■ **Short task**:
Quote, without change, all of the lines that follow.

Saved data entries
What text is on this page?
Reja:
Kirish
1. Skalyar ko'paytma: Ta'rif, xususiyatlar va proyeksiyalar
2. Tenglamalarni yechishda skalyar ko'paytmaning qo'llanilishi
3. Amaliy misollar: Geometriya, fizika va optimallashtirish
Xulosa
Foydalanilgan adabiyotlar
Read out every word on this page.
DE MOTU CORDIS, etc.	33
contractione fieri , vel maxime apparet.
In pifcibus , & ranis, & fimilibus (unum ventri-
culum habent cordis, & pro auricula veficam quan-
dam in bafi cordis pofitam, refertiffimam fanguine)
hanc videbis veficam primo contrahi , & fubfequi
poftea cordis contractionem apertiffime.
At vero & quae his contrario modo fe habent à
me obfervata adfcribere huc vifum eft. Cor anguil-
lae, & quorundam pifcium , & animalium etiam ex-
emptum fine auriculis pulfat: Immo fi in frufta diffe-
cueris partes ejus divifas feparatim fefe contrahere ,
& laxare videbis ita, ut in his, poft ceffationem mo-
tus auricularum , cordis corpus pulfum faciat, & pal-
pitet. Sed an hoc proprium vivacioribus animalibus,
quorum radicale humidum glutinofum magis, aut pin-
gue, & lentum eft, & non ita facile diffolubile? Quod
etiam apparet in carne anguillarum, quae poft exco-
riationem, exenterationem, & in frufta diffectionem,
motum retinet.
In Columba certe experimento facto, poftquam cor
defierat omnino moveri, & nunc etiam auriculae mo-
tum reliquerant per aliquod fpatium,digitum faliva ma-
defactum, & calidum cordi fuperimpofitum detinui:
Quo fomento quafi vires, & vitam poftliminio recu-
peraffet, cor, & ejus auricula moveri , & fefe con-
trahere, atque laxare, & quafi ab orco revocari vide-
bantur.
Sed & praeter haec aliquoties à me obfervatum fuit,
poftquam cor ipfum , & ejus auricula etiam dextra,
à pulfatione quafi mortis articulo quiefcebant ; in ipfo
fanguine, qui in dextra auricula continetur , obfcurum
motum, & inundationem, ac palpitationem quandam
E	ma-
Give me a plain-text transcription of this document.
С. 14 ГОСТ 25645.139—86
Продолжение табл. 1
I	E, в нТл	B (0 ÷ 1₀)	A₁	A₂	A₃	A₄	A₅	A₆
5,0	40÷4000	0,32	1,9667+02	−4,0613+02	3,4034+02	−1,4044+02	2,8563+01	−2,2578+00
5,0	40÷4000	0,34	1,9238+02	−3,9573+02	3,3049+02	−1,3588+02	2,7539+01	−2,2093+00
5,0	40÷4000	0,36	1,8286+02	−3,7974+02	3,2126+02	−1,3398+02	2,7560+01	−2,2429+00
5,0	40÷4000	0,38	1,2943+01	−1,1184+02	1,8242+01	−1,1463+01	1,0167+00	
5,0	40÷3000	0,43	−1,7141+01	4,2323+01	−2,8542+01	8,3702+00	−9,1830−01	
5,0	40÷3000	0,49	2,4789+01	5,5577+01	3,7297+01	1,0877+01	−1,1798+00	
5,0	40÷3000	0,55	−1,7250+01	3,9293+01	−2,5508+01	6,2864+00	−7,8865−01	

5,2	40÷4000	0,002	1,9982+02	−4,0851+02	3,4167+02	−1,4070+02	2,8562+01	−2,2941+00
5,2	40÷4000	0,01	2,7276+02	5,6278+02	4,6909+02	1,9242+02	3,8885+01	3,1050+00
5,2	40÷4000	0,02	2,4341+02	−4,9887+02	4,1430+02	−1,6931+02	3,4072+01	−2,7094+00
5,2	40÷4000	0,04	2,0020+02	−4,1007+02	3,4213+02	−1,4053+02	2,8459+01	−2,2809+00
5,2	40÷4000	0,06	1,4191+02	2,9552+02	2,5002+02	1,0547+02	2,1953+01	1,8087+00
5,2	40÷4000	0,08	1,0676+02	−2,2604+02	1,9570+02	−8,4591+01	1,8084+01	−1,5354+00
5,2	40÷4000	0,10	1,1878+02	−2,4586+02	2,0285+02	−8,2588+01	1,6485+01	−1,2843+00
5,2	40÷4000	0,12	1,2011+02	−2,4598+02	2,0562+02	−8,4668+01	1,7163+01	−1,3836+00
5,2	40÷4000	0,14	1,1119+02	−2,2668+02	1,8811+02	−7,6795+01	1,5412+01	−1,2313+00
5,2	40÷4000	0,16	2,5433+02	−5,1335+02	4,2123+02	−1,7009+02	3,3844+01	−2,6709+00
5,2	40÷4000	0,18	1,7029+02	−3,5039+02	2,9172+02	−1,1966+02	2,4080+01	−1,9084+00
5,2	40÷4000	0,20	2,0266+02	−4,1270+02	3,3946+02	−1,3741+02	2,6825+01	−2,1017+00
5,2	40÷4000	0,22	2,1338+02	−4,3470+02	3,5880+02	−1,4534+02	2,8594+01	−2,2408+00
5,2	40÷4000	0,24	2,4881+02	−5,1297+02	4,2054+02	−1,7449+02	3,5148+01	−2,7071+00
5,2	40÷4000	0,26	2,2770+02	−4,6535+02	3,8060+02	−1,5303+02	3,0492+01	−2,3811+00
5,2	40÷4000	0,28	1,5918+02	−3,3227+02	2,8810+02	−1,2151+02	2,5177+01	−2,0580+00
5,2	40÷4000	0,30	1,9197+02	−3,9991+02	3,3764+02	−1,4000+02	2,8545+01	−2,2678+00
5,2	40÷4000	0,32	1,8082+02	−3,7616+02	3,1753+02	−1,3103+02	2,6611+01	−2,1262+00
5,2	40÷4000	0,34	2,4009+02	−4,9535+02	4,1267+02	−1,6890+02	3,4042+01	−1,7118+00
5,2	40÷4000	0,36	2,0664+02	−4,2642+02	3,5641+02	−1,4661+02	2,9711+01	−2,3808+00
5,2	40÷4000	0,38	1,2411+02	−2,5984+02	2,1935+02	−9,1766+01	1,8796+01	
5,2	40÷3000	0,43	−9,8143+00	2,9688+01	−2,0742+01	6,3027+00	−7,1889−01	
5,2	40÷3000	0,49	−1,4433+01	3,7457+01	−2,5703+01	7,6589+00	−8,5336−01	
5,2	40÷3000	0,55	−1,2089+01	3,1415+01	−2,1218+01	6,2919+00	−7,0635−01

■ **Answer**:
What text is on this page?
Reja:
Kirish
1. Skalyar ko'paytma: Ta'rif, xususiyatlar va proyeksiyalar
2. Tenglamalarni yechishda skalyar ko'paytmaning qo'llanilishi
3. Amaliy misollar: Geometriya, fizika va optimallashtirish
Xulosa
Foydalanilgan adabiyotlar
Read out every word on this page.
DE MOTU CORDIS, etc.	33
contractione fieri , vel maxime apparet.
In pifcibus , & ranis, & fimilibus (unum ventri-
culum habent cordis, & pro auricula veficam quan-
dam in bafi cordis pofitam, refertiffimam fanguine)
hanc videbis veficam primo contrahi , & fubfequi
poftea cordis contractionem apertiffime.
At vero & quae his contrario modo fe habent à
me obfervata adfcribere huc vifum eft. Cor anguil-
lae, & quorundam pifcium , & animalium etiam ex-
emptum fine auriculis pulfat: Immo fi in frufta diffe-
cueris partes ejus divifas feparatim fefe contrahere ,
& laxare videbis ita, ut in his, poft ceffationem mo-
tus auricularum , cordis corpus pulfum faciat, & pal-
pitet. Sed an hoc proprium vivacioribus animalibus,
quorum radicale humidum glutinofum magis, aut pin-
gue, & lentum eft, & non ita facile diffolubile? Quod
etiam apparet in carne anguillarum, quae poft exco-
riationem, exenterationem, & in frufta diffectionem,
motum retinet.
In Columba certe experimento facto, poftquam cor
defierat omnino moveri, & nunc etiam auriculae mo-
tum reliquerant per aliquod fpatium,digitum faliva ma-
defactum, & calidum cordi fuperimpofitum detinui:
Quo fomento quafi vires, & vitam poftliminio recu-
peraffet, cor, & ejus auricula moveri , & fefe con-
trahere, atque laxare, & quafi ab orco revocari vide-
bantur.
Sed & praeter haec aliquoties à me obfervatum fuit,
poftquam cor ipfum , & ejus auricula etiam dextra,
à pulfatione quafi mortis articulo quiefcebant ; in ipfo
fanguine, qui in dextra auricula continetur , obfcurum
motum, & inundationem, ac palpitationem quandam
E	ma-
Give me a plain-text transcription of this document.
С. 14 ГОСТ 25645.139—86
Продолжение табл. 1
I	E, в нТл	B (0 ÷ 1₀)	A₁	A₂	A₃	A₄	A₅	A₆
5,0	40÷4000	0,32	1,9667+02	−4,0613+02	3,4034+02	−1,4044+02	2,8563+01	−2,2578+00
5,0	40÷4000	0,34	1,9238+02	−3,9573+02	3,3049+02	−1,3588+02	2,7539+01	−2,2093+00
5,0	40÷4000	0,36	1,8286+02	−3,7974+02	3,2126+02	−1,3398+02	2,7560+01	−2,2429+00
5,0	40÷4000	0,38	1,2943+01	−1,1184+02	1,8242+01	−1,1463+01	1,0167+00	
5,0	40÷3000	0,43	−1,7141+01	4,2323+01	−2,8542+01	8,3702+00	−9,1830−01	
5,0	40÷3000	0,49	2,4789+01	5,5577+01	3,7297+01	1,0877+01	−1,1798+00	
5,0	40÷3000	0,55	−1,7250+01	3,9293+01	−2,5508+01	6,2864+00	−7,8865−01	

5,2	40÷4000	0,002	1,9982+02	−4,0851+02	3,4167+02	−1,4070+02	2,8562+01	−2,2941+00
5,2	40÷4000	0,01	2,7276+02	5,6278+02	4,6909+02	1,9242+02	3,8885+01	3,1050+00
5,2	40÷4000	0,02	2,4341+02	−4,9887+02	4,1430+02	−1,6931+02	3,4072+01	−2,7094+00
5,2	40÷4000	0,04	2,0020+02	−4,1007+02	3,4213+02	−1,4053+02	2,8459+01	−2,2809+00
5,2	40÷4000	0,06	1,4191+02	2,9552+02	2,5002+02	1,0547+02	2,1953+01	1,8087+00
5,2	40÷4000	0,08	1,0676+02	−2,2604+02	1,9570+02	−8,4591+01	1,8084+01	−1,5354+00
5,2	40÷4000	0,10	1,1878+02	−2,4586+02	2,0285+02	−8,2588+01	1,6485+01	−1,2843+00
5,2	40÷4000	0,12	1,2011+02	−2,4598+02	2,0562+02	−8,4668+01	1,7163+01	−1,3836+00
5,2	40÷4000	0,14	1,1119+02	−2,2668+02	1,8811+02	−7,6795+01	1,5412+01	−1,2313+00
5,2	40÷4000	0,16	2,5433+02	−5,1335+02	4,2123+02	−1,7009+02	3,3844+01	−2,6709+00
5,2	40÷4000	0,18	1,7029+02	−3,5039+02	2,9172+02	−1,1966+02	2,4080+01	−1,9084+00
5,2	40÷4000	0,20	2,0266+02	−4,1270+02	3,3946+02	−1,3741+02	2,6825+01	−2,1017+00
5,2	40÷4000	0,22	2,1338+02	−4,3470+02	3,5880+02	−1,4534+02	2,8594+01	−2,2408+00
5,2	40÷4000	0,24	2,4881+02	−5,1297+02	4,2054+02	−1,7449+02	3,5148+01	−2,7071+00
5,2	40÷4000	0,26	2,2770+02	−4,6535+02	3,8060+02	−1,5303+02	3,0492+01	−2,3811+00
5,2	40÷4000	0,28	1,5918+02	−3,3227+02	2,8810+02	−1,2151+02	2,5177+01	−2,0580+00
5,2	40÷4000	0,30	1,9197+02	−3,9991+02	3,3764+02	−1,4000+02	2,8545+01	−2,2678+00
5,2	40÷4000	0,32	1,8082+02	−3,7616+02	3,1753+02	−1,3103+02	2,6611+01	−2,1262+00
5,2	40÷4000	0,34	2,4009+02	−4,9535+02	4,1267+02	−1,6890+02	3,4042+01	−1,7118+00
5,2	40÷4000	0,36	2,0664+02	−4,2642+02	3,5641+02	−1,4661+02	2,9711+01	−2,3808+00
5,2	40÷4000	0,38	1,2411+02	−2,5984+02	2,1935+02	−9,1766+01	1,8796+01	
5,2	40÷3000	0,43	−9,8143+00	2,9688+01	−2,0742+01	6,3027+00	−7,1889−01	
5,2	40÷3000	0,49	−1,4433+01	3,7457+01	−2,5703+01	7,6589+00	−8,5336−01	
5,2	40÷3000	0,55	−1,2089+01	3,1415+01	−2,1218+01	6,2919+00	−7,0635−01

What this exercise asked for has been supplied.